DESCRIPTION OF THE TASK: Among the entries below, find the lines with "Cube" and copy them.

• • • •

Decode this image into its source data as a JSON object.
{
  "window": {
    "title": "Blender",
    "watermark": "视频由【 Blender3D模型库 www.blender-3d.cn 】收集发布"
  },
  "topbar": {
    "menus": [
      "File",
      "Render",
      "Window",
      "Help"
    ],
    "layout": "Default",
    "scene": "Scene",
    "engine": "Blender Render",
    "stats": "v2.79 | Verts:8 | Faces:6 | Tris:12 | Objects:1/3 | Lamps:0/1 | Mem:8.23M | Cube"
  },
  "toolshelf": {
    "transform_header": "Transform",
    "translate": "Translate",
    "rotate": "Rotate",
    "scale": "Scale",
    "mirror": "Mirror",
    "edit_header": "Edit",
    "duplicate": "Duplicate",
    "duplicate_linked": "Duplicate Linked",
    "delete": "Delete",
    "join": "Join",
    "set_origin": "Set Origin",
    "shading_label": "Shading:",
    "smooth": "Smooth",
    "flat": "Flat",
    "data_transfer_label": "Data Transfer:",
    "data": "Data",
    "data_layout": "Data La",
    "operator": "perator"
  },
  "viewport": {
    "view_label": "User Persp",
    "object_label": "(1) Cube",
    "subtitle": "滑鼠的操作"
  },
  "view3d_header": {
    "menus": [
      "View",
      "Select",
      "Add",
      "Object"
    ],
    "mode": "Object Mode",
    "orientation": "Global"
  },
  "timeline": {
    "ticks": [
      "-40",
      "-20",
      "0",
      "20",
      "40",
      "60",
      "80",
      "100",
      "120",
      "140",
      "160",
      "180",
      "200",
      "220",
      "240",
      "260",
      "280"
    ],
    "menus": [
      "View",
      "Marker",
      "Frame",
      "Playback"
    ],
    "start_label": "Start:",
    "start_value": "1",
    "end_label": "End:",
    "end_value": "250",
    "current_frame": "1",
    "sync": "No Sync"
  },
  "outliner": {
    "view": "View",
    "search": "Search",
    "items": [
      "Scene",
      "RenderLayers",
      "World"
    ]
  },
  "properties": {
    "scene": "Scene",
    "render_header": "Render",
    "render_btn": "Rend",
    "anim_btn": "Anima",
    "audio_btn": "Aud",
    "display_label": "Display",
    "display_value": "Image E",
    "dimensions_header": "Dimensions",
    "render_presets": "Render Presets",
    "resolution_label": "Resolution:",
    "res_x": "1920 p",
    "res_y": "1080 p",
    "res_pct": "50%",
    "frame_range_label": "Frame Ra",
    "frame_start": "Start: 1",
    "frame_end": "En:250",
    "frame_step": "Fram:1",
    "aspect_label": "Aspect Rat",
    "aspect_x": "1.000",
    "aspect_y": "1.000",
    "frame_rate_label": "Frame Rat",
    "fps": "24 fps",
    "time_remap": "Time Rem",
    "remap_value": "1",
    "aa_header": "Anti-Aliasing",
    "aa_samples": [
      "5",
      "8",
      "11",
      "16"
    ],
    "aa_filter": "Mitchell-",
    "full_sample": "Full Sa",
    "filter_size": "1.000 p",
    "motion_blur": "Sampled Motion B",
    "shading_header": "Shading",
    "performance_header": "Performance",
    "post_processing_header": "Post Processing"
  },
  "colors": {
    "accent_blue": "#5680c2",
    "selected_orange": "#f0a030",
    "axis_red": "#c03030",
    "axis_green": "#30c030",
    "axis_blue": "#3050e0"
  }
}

• • • •

SOLUTION BELOW:
    "stats": "v2.79 | Verts:8 | Faces:6 | Tris:12 | Objects:1/3 | Lamps:0/1 | Mem:8.23M | Cube"
    "object_label": "(1) Cube",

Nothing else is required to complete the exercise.